What you should do → Repeat each record exactly. Any picture gets left out.

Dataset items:
******************************
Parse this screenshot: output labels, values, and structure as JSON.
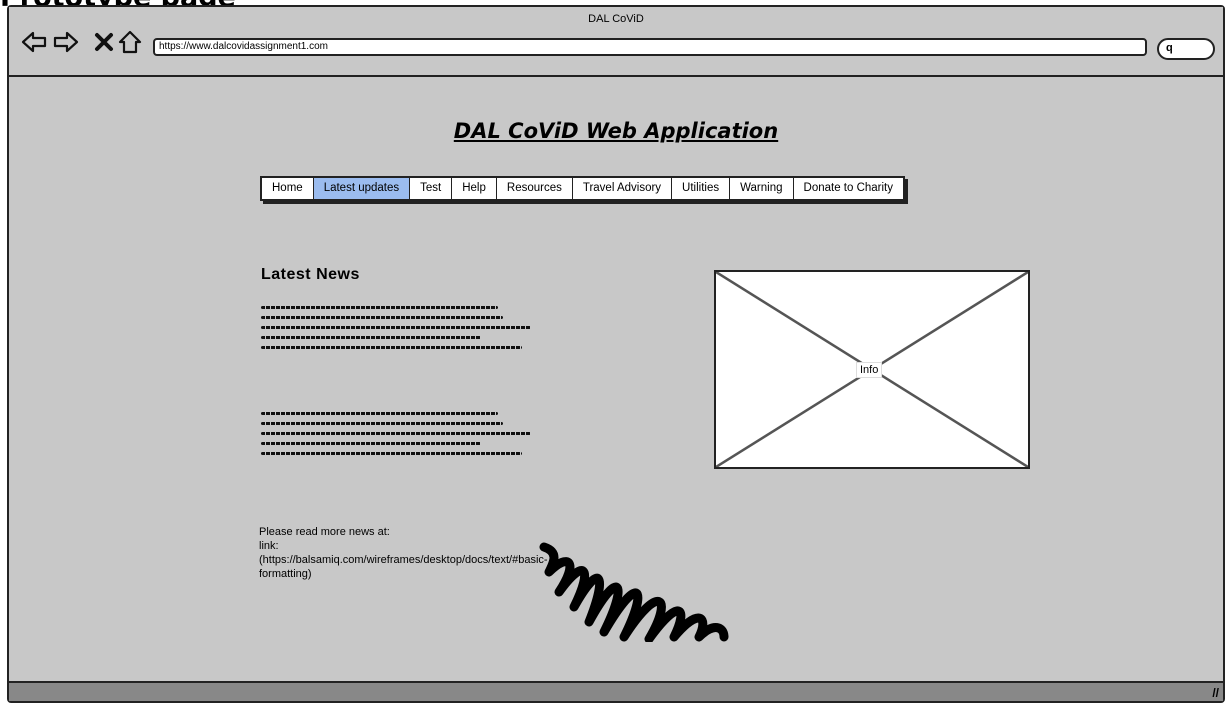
{
  "page": {
    "heading": "Prototype page"
  },
  "window": {
    "title": "DAL CoViD"
  },
  "browser": {
    "url": "https://www.dalcovidassignment1.com",
    "icons": [
      "back-arrow-icon",
      "forward-arrow-icon",
      "close-icon",
      "home-icon",
      "search-icon"
    ]
  },
  "app": {
    "title": "DAL CoViD Web Application"
  },
  "menu": {
    "items": [
      {
        "label": "Home",
        "active": false
      },
      {
        "label": "Latest updates",
        "active": true
      },
      {
        "label": "Test",
        "active": false
      },
      {
        "label": "Help",
        "active": false
      },
      {
        "label": "Resources",
        "active": false
      },
      {
        "label": "Travel Advisory",
        "active": false
      },
      {
        "label": "Utilities",
        "active": false
      },
      {
        "label": "Warning",
        "active": false
      },
      {
        "label": "Donate to Charity",
        "active": false
      }
    ],
    "active_color": "#9bbcef"
  },
  "news": {
    "heading": "Latest News",
    "read_more": "Please read more news at:\nlink:\n(https://balsamiq.com/wireframes/desktop/docs/text/#basic-formatting)"
  },
  "image_placeholder": {
    "label": "Info"
  }
}
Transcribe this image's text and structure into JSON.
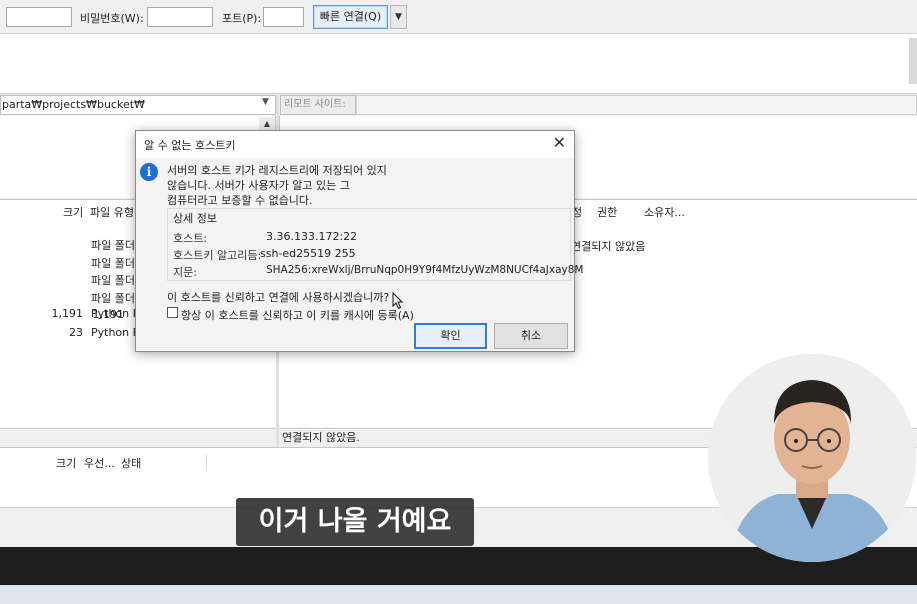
{
  "quickconnect": {
    "password_label": "비밀번호(W):",
    "port_label": "포트(P):",
    "connect_button": "빠른 연결(Q)"
  },
  "local": {
    "path": "parta₩projects₩bucket₩",
    "columns": [
      "크기",
      "파일 유형"
    ],
    "rows": [
      {
        "size": "",
        "type": "파일 폴더"
      },
      {
        "size": "",
        "type": "파일 폴더"
      },
      {
        "size": "",
        "type": "파일 폴더"
      },
      {
        "size": "",
        "type": "파일 폴더"
      },
      {
        "size": "1,191",
        "type": "Python Fi"
      },
      {
        "size": "23",
        "type": "Python Fi"
      }
    ]
  },
  "remote": {
    "site_label": "리모트 사이트:",
    "columns": [
      "정",
      "권한",
      "소유자..."
    ],
    "not_connected_msg": "연결되지 않았음",
    "status": "연결되지 않았음."
  },
  "queue": {
    "columns": [
      "크기",
      "우선...",
      "상태"
    ]
  },
  "dialog": {
    "title": "알 수 없는 호스트키",
    "message_lines": [
      "서버의 호스트 키가 레지스트리에 저장되어 있지",
      "않습니다. 서버가 사용자가 알고 있는 그",
      "컴퓨터라고 보증할 수 없습니다."
    ],
    "details_title": "상세 정보",
    "details": [
      {
        "key": "호스트:",
        "value": "3.36.133.172:22"
      },
      {
        "key": "호스트키 알고리듬:",
        "value": "ssh-ed25519 255"
      },
      {
        "key": "지문:",
        "value": "SHA256:xreWxlj/BrruNqp0H9Y9f4MfzUyWzM8NUCf4aJxay8M"
      }
    ],
    "question": "이 호스트를 신뢰하고 연결에 사용하시겠습니까?",
    "always_trust": "항상 이 호스트를 신뢰하고 이 키를 캐시에 등록(A)",
    "ok": "확인",
    "cancel": "취소"
  },
  "subtitle": "이거 나올 거예요"
}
******************************
Answer →
Parse this screenshot: output labels, values, and structure as JSON.
{
  "page": {
    "heading": "Prototype page"
  },
  "window": {
    "title": "DAL CoViD"
  },
  "browser": {
    "url": "https://www.dalcovidassignment1.com",
    "icons": [
      "back-arrow-icon",
      "forward-arrow-icon",
      "close-icon",
      "home-icon",
      "search-icon"
    ]
  },
  "app": {
    "title": "DAL CoViD Web Application"
  },
  "menu": {
    "items": [
      {
        "label": "Home",
        "active": false
      },
      {
        "label": "Latest updates",
        "active": true
      },
      {
        "label": "Test",
        "active": false
      },
      {
        "label": "Help",
        "active": false
      },
      {
        "label": "Resources",
        "active": false
      },
      {
        "label": "Travel Advisory",
        "active": false
      },
      {
        "label": "Utilities",
        "active": false
      },
      {
        "label": "Warning",
        "active": false
      },
      {
        "label": "Donate to Charity",
        "active": false
      }
    ],
    "active_color": "#9bbcef"
  },
  "news": {
    "heading": "Latest News",
    "read_more": "Please read more news at:\nlink:\n(https://balsamiq.com/wireframes/desktop/docs/text/#basic-formatting)"
  },
  "image_placeholder": {
    "label": "Info"
  }
}
Transcribe this image's text and structure into JSON.
{
  "quickconnect": {
    "password_label": "비밀번호(W):",
    "port_label": "포트(P):",
    "connect_button": "빠른 연결(Q)"
  },
  "local": {
    "path": "parta₩projects₩bucket₩",
    "columns": [
      "크기",
      "파일 유형"
    ],
    "rows": [
      {
        "size": "",
        "type": "파일 폴더"
      },
      {
        "size": "",
        "type": "파일 폴더"
      },
      {
        "size": "",
        "type": "파일 폴더"
      },
      {
        "size": "",
        "type": "파일 폴더"
      },
      {
        "size": "1,191",
        "type": "Python Fi"
      },
      {
        "size": "23",
        "type": "Python Fi"
      }
    ]
  },
  "remote": {
    "site_label": "리모트 사이트:",
    "columns": [
      "정",
      "권한",
      "소유자..."
    ],
    "not_connected_msg": "연결되지 않았음",
    "status": "연결되지 않았음."
  },
  "queue": {
    "columns": [
      "크기",
      "우선...",
      "상태"
    ]
  },
  "dialog": {
    "title": "알 수 없는 호스트키",
    "message_lines": [
      "서버의 호스트 키가 레지스트리에 저장되어 있지",
      "않습니다. 서버가 사용자가 알고 있는 그",
      "컴퓨터라고 보증할 수 없습니다."
    ],
    "details_title": "상세 정보",
    "details": [
      {
        "key": "호스트:",
        "value": "3.36.133.172:22"
      },
      {
        "key": "호스트키 알고리듬:",
        "value": "ssh-ed25519 255"
      },
      {
        "key": "지문:",
        "value": "SHA256:xreWxlj/BrruNqp0H9Y9f4MfzUyWzM8NUCf4aJxay8M"
      }
    ],
    "question": "이 호스트를 신뢰하고 연결에 사용하시겠습니까?",
    "always_trust": "항상 이 호스트를 신뢰하고 이 키를 캐시에 등록(A)",
    "ok": "확인",
    "cancel": "취소"
  },
  "subtitle": "이거 나올 거예요"
}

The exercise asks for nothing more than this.